The lines to extract start at the one containing "Give me the" and end with the last line; give them exactly and nothing more.

(Stored items from a collection)

+--

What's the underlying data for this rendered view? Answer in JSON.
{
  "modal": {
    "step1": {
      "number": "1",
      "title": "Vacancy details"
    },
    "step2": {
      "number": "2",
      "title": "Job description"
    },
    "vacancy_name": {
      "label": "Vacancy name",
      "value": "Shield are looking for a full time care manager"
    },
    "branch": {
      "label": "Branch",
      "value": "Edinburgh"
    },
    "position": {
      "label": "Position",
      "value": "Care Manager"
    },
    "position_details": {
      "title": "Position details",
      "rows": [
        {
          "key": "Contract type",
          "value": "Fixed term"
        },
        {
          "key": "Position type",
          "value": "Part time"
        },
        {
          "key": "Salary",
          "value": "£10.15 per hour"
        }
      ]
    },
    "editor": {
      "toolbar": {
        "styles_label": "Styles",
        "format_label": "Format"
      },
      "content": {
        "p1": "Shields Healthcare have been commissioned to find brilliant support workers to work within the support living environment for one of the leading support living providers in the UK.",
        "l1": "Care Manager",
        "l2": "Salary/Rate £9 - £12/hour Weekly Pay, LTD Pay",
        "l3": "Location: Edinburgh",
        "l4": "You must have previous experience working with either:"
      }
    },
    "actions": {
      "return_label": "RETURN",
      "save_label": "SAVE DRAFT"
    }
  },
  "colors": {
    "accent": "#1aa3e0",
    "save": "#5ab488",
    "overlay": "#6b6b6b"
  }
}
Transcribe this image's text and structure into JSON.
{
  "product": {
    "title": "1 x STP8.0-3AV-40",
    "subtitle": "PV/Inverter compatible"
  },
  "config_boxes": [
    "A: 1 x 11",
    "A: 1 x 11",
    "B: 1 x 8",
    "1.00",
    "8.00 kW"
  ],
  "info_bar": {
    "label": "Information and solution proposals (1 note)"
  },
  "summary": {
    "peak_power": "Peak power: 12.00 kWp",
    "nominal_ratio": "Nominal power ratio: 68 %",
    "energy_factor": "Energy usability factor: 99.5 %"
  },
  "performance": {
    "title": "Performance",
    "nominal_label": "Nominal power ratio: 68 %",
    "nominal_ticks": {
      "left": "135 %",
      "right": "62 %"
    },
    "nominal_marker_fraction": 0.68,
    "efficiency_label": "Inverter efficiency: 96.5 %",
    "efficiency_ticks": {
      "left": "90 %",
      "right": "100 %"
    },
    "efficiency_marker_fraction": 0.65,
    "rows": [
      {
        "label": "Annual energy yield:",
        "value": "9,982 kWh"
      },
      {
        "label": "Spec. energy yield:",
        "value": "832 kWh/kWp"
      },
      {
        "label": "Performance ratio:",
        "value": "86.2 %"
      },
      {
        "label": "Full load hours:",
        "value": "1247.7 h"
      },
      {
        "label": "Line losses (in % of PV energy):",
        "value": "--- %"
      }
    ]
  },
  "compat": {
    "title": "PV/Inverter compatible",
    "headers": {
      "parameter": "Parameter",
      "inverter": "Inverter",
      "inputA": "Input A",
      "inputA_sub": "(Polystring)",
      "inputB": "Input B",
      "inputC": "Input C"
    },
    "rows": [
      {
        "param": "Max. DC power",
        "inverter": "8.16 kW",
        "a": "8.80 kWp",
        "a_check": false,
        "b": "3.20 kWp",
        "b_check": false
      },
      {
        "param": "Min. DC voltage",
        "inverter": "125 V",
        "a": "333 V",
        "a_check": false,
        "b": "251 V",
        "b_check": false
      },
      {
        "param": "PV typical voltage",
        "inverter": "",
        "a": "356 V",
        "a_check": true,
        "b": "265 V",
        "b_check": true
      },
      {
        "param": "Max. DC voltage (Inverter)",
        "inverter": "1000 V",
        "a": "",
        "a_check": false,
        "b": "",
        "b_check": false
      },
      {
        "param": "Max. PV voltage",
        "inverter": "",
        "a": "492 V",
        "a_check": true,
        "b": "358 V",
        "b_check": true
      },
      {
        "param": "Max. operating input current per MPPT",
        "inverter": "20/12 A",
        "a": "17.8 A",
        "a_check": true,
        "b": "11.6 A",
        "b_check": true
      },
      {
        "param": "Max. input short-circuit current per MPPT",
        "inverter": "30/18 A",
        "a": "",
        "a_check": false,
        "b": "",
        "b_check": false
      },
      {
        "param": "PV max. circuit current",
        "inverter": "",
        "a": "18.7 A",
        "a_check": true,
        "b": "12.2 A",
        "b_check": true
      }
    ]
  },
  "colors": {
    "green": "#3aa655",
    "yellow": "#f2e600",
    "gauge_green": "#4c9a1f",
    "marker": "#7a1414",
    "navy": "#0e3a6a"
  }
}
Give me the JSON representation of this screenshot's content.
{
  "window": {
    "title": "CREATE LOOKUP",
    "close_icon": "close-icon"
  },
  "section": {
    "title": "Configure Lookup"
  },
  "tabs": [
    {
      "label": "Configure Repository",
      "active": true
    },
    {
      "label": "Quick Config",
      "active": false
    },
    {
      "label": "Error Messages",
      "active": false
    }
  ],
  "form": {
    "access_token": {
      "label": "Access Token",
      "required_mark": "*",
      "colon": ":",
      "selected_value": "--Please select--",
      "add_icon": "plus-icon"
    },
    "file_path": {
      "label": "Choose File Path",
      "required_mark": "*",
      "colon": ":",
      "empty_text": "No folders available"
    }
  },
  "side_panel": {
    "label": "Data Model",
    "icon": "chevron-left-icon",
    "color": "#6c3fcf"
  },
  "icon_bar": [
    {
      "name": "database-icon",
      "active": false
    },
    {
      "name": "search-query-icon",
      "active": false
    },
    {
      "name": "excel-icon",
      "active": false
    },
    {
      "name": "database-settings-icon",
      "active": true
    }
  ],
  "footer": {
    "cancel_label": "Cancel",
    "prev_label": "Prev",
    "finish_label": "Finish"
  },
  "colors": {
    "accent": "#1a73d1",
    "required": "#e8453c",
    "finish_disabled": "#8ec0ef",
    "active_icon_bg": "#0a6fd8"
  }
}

+--

--- Final result ---
Give me the JSON representation of this screenshot's content.
{
  "window": {
    "title": "CREATE LOOKUP",
    "close_icon": "close-icon"
  },
  "section": {
    "title": "Configure Lookup"
  },
  "tabs": [
    {
      "label": "Configure Repository",
      "active": true
    },
    {
      "label": "Quick Config",
      "active": false
    },
    {
      "label": "Error Messages",
      "active": false
    }
  ],
  "form": {
    "access_token": {
      "label": "Access Token",
      "required_mark": "*",
      "colon": ":",
      "selected_value": "--Please select--",
      "add_icon": "plus-icon"
    },
    "file_path": {
      "label": "Choose File Path",
      "required_mark": "*",
      "colon": ":",
      "empty_text": "No folders available"
    }
  },
  "side_panel": {
    "label": "Data Model",
    "icon": "chevron-left-icon",
    "color": "#6c3fcf"
  },
  "icon_bar": [
    {
      "name": "database-icon",
      "active": false
    },
    {
      "name": "search-query-icon",
      "active": false
    },
    {
      "name": "excel-icon",
      "active": false
    },
    {
      "name": "database-settings-icon",
      "active": true
    }
  ],
  "footer": {
    "cancel_label": "Cancel",
    "prev_label": "Prev",
    "finish_label": "Finish"
  },
  "colors": {
    "accent": "#1a73d1",
    "required": "#e8453c",
    "finish_disabled": "#8ec0ef",
    "active_icon_bg": "#0a6fd8"
  }
}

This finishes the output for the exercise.